>>

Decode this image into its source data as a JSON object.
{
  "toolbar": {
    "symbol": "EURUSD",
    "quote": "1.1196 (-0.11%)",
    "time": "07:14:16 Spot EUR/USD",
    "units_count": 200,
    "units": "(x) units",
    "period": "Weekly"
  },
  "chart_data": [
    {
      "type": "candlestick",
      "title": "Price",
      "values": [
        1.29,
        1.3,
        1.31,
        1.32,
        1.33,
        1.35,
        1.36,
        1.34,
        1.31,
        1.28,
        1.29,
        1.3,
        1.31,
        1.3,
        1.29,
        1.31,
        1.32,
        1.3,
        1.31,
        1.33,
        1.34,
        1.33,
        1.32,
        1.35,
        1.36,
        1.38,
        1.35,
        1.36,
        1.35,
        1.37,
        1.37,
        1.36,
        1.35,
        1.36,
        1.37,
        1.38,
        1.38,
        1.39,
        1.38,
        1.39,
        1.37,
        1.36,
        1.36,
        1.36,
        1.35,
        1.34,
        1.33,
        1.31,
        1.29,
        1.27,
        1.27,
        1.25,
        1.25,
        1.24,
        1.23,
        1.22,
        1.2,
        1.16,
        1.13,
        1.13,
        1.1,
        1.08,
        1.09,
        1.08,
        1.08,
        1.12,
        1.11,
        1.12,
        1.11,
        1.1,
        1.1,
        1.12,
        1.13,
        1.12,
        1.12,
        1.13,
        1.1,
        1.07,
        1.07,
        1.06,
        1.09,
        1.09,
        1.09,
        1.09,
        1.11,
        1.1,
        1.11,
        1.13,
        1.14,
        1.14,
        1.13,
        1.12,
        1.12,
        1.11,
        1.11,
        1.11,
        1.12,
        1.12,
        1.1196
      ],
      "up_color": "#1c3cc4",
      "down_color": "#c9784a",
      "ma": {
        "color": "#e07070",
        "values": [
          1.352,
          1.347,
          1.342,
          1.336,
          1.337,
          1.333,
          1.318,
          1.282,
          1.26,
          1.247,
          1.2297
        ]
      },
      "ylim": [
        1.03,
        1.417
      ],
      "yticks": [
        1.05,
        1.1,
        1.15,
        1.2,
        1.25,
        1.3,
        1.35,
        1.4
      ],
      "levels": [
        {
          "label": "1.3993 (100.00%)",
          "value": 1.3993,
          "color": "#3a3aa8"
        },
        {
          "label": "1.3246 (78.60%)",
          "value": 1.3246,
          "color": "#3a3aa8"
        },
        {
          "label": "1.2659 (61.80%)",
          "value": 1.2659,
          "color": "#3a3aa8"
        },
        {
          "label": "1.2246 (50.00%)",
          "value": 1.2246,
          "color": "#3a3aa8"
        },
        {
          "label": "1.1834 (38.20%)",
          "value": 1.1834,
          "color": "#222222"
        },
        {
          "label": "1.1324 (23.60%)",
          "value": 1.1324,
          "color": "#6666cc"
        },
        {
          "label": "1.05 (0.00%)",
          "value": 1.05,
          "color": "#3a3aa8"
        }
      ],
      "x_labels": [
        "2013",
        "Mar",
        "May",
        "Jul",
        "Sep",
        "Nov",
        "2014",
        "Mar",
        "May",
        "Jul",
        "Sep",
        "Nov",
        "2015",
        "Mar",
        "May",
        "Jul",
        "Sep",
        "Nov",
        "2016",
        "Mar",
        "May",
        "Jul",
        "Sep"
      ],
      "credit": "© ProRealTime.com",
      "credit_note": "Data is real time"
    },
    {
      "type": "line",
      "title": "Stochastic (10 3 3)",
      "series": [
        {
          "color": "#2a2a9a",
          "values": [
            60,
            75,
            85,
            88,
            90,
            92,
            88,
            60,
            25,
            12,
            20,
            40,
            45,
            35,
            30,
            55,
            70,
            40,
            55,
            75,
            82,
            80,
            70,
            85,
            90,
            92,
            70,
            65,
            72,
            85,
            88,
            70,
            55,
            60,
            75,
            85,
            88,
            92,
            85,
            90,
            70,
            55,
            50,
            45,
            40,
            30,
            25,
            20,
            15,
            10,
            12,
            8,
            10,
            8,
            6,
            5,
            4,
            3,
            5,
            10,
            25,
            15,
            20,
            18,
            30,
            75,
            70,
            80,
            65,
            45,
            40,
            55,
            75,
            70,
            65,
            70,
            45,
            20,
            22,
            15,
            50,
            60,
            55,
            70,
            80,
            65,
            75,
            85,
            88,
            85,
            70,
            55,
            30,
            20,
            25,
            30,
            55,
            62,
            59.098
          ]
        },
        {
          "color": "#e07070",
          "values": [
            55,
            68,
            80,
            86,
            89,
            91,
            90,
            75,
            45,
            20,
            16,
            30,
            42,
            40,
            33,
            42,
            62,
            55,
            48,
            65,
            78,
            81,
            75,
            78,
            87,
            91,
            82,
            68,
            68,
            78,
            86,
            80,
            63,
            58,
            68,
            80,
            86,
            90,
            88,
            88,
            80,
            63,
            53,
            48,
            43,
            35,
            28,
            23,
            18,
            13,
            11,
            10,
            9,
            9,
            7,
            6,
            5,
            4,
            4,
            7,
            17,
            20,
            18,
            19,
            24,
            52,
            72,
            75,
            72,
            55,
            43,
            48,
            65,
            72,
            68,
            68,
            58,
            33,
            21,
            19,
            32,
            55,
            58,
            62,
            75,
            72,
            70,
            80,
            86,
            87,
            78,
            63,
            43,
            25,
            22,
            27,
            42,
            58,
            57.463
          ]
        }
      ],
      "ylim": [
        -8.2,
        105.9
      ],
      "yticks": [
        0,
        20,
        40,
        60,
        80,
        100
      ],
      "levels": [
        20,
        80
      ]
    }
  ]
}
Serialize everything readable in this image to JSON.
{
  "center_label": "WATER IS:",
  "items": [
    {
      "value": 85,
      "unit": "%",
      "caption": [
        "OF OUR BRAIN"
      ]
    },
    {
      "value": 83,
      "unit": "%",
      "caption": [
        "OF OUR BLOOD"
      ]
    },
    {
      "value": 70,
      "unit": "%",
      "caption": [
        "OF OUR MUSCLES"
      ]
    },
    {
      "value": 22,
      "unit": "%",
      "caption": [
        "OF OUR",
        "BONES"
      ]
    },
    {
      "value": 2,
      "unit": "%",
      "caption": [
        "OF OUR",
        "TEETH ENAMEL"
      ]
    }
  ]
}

<<
>>

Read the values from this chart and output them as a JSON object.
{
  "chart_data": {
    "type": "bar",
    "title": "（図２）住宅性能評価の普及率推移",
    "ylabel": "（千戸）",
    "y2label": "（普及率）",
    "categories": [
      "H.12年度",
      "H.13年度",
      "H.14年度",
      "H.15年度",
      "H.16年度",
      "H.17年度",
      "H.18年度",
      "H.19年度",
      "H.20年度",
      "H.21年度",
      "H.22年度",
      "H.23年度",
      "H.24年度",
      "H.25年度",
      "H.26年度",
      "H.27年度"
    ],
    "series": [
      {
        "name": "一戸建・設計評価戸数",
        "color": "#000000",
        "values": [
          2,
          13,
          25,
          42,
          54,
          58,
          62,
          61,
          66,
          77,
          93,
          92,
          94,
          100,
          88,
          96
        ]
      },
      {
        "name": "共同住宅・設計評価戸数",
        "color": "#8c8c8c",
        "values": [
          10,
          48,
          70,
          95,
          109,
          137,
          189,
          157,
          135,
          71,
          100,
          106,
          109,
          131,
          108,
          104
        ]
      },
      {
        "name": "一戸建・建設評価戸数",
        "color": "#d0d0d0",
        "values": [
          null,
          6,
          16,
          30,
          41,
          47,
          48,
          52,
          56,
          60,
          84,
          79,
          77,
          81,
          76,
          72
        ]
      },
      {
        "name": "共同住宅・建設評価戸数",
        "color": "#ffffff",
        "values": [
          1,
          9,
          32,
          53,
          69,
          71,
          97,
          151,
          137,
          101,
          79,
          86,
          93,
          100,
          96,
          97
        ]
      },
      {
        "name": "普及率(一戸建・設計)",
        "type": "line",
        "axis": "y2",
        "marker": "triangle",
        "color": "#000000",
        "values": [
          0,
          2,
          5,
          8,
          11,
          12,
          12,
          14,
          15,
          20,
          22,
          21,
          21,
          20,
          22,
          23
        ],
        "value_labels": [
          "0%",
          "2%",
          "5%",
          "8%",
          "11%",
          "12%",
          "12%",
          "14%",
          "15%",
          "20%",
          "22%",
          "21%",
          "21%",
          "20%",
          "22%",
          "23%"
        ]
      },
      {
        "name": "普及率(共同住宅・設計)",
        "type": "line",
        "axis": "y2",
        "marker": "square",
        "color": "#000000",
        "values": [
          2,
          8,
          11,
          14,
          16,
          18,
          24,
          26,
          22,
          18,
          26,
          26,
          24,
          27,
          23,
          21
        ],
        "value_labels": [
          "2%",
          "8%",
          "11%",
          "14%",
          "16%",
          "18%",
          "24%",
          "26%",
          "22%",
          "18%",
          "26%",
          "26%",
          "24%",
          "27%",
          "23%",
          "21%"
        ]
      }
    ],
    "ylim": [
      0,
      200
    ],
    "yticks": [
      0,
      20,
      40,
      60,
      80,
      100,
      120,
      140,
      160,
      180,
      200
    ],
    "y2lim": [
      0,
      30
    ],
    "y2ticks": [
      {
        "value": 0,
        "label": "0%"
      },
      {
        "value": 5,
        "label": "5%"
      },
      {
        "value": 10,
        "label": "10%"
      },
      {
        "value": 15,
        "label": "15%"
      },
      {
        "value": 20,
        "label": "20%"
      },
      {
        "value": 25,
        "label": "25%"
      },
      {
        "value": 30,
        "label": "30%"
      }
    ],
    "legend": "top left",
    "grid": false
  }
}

<<

→ Exercise brief: Pull out all lines from the entries above in which the word "this" appears.

→ Reply to the task:
Decode this image into its source data as a JSON object.
Serialize everything readable in this image to JSON.
Read the values from this chart and output them as a JSON object.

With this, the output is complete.